--- Start Exercise inputs ---
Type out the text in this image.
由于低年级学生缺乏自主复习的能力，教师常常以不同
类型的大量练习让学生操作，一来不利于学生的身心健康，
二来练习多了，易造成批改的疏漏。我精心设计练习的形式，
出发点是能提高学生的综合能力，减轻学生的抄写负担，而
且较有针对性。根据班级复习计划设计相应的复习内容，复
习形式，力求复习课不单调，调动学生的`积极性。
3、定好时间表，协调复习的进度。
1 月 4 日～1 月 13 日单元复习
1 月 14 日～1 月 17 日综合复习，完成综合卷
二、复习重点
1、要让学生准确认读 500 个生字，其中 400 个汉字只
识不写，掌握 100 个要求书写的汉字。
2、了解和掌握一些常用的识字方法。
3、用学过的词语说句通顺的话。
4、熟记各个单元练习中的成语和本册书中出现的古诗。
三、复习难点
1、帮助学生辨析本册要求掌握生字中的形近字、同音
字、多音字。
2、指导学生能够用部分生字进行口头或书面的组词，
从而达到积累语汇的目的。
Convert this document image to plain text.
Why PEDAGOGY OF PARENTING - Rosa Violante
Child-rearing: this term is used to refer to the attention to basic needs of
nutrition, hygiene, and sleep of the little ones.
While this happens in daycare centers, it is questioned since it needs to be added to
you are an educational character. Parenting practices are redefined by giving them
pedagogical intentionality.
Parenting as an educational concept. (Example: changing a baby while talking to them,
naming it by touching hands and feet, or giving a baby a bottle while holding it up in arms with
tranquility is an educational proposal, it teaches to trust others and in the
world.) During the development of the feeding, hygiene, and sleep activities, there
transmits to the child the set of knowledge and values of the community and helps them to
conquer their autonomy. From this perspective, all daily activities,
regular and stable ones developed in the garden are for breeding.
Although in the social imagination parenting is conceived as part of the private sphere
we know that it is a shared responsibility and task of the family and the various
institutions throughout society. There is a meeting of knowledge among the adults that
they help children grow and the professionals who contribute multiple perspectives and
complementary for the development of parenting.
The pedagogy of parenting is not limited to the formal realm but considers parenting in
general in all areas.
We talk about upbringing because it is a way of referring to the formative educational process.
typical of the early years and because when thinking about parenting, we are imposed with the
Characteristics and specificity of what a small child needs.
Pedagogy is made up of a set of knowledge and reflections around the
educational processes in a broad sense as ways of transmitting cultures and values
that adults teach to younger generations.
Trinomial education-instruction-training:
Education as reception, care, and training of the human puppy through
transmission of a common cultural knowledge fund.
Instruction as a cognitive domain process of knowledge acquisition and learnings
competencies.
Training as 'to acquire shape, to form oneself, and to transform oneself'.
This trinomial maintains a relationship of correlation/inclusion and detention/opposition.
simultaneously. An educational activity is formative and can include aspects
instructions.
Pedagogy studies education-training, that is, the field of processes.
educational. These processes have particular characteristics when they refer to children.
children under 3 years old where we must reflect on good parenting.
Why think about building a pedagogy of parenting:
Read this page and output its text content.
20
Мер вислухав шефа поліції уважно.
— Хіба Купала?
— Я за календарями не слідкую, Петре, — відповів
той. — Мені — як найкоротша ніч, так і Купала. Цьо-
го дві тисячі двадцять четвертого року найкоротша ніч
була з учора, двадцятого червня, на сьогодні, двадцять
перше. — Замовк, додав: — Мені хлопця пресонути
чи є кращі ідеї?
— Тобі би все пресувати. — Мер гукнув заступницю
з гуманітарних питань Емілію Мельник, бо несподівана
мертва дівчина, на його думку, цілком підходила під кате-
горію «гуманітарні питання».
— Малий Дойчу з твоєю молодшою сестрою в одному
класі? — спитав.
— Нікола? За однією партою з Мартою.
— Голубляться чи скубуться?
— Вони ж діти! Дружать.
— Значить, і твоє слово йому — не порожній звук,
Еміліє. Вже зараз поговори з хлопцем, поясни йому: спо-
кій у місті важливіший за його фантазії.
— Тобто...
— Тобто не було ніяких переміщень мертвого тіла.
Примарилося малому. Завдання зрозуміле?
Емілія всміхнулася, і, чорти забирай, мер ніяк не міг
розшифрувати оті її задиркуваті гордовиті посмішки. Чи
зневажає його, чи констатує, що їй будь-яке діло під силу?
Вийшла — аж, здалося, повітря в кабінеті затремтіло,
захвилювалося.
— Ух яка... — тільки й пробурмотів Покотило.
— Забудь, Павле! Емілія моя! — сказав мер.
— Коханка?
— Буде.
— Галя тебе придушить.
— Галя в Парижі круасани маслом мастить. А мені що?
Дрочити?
--- End Exercise inputs ---
◆ **What the exercise asks**
Your task is to output the full set of records exactly as presented.

◆ **Output for this exercise**
Type out the text in this image.
由于低年级学生缺乏自主复习的能力，教师常常以不同
类型的大量练习让学生操作，一来不利于学生的身心健康，
二来练习多了，易造成批改的疏漏。我精心设计练习的形式，
出发点是能提高学生的综合能力，减轻学生的抄写负担，而
且较有针对性。根据班级复习计划设计相应的复习内容，复
习形式，力求复习课不单调，调动学生的`积极性。
3、定好时间表，协调复习的进度。
1 月 4 日～1 月 13 日单元复习
1 月 14 日～1 月 17 日综合复习，完成综合卷
二、复习重点
1、要让学生准确认读 500 个生字，其中 400 个汉字只
识不写，掌握 100 个要求书写的汉字。
2、了解和掌握一些常用的识字方法。
3、用学过的词语说句通顺的话。
4、熟记各个单元练习中的成语和本册书中出现的古诗。
三、复习难点
1、帮助学生辨析本册要求掌握生字中的形近字、同音
字、多音字。
2、指导学生能够用部分生字进行口头或书面的组词，
从而达到积累语汇的目的。
Convert this document image to plain text.
Why PEDAGOGY OF PARENTING - Rosa Violante
Child-rearing: this term is used to refer to the attention to basic needs of
nutrition, hygiene, and sleep of the little ones.
While this happens in daycare centers, it is questioned since it needs to be added to
you are an educational character. Parenting practices are redefined by giving them
pedagogical intentionality.
Parenting as an educational concept. (Example: changing a baby while talking to them,
naming it by touching hands and feet, or giving a baby a bottle while holding it up in arms with
tranquility is an educational proposal, it teaches to trust others and in the
world.) During the development of the feeding, hygiene, and sleep activities, there
transmits to the child the set of knowledge and values of the community and helps them to
conquer their autonomy. From this perspective, all daily activities,
regular and stable ones developed in the garden are for breeding.
Although in the social imagination parenting is conceived as part of the private sphere
we know that it is a shared responsibility and task of the family and the various
institutions throughout society. There is a meeting of knowledge among the adults that
they help children grow and the professionals who contribute multiple perspectives and
complementary for the development of parenting.
The pedagogy of parenting is not limited to the formal realm but considers parenting in
general in all areas.
We talk about upbringing because it is a way of referring to the formative educational process.
typical of the early years and because when thinking about parenting, we are imposed with the
Characteristics and specificity of what a small child needs.
Pedagogy is made up of a set of knowledge and reflections around the
educational processes in a broad sense as ways of transmitting cultures and values
that adults teach to younger generations.
Trinomial education-instruction-training:
Education as reception, care, and training of the human puppy through
transmission of a common cultural knowledge fund.
Instruction as a cognitive domain process of knowledge acquisition and learnings
competencies.
Training as 'to acquire shape, to form oneself, and to transform oneself'.
This trinomial maintains a relationship of correlation/inclusion and detention/opposition.
simultaneously. An educational activity is formative and can include aspects
instructions.
Pedagogy studies education-training, that is, the field of processes.
educational. These processes have particular characteristics when they refer to children.
children under 3 years old where we must reflect on good parenting.
Why think about building a pedagogy of parenting:
Read this page and output its text content.
20
Мер вислухав шефа поліції уважно.
— Хіба Купала?
— Я за календарями не слідкую, Петре, — відповів
той. — Мені — як найкоротша ніч, так і Купала. Цьо-
го дві тисячі двадцять четвертого року найкоротша ніч
була з учора, двадцятого червня, на сьогодні, двадцять
перше. — Замовк, додав: — Мені хлопця пресонути
чи є кращі ідеї?
— Тобі би все пресувати. — Мер гукнув заступницю
з гуманітарних питань Емілію Мельник, бо несподівана
мертва дівчина, на його думку, цілком підходила під кате-
горію «гуманітарні питання».
— Малий Дойчу з твоєю молодшою сестрою в одному
класі? — спитав.
— Нікола? За однією партою з Мартою.
— Голубляться чи скубуться?
— Вони ж діти! Дружать.
— Значить, і твоє слово йому — не порожній звук,
Еміліє. Вже зараз поговори з хлопцем, поясни йому: спо-
кій у місті важливіший за його фантазії.
— Тобто...
— Тобто не було ніяких переміщень мертвого тіла.
Примарилося малому. Завдання зрозуміле?
Емілія всміхнулася, і, чорти забирай, мер ніяк не міг
розшифрувати оті її задиркуваті гордовиті посмішки. Чи
зневажає його, чи констатує, що їй будь-яке діло під силу?
Вийшла — аж, здалося, повітря в кабінеті затремтіло,
захвилювалося.
— Ух яка... — тільки й пробурмотів Покотило.
— Забудь, Павле! Емілія моя! — сказав мер.
— Коханка?
— Буде.
— Галя тебе придушить.
— Галя в Парижі круасани маслом мастить. А мені що?
Дрочити?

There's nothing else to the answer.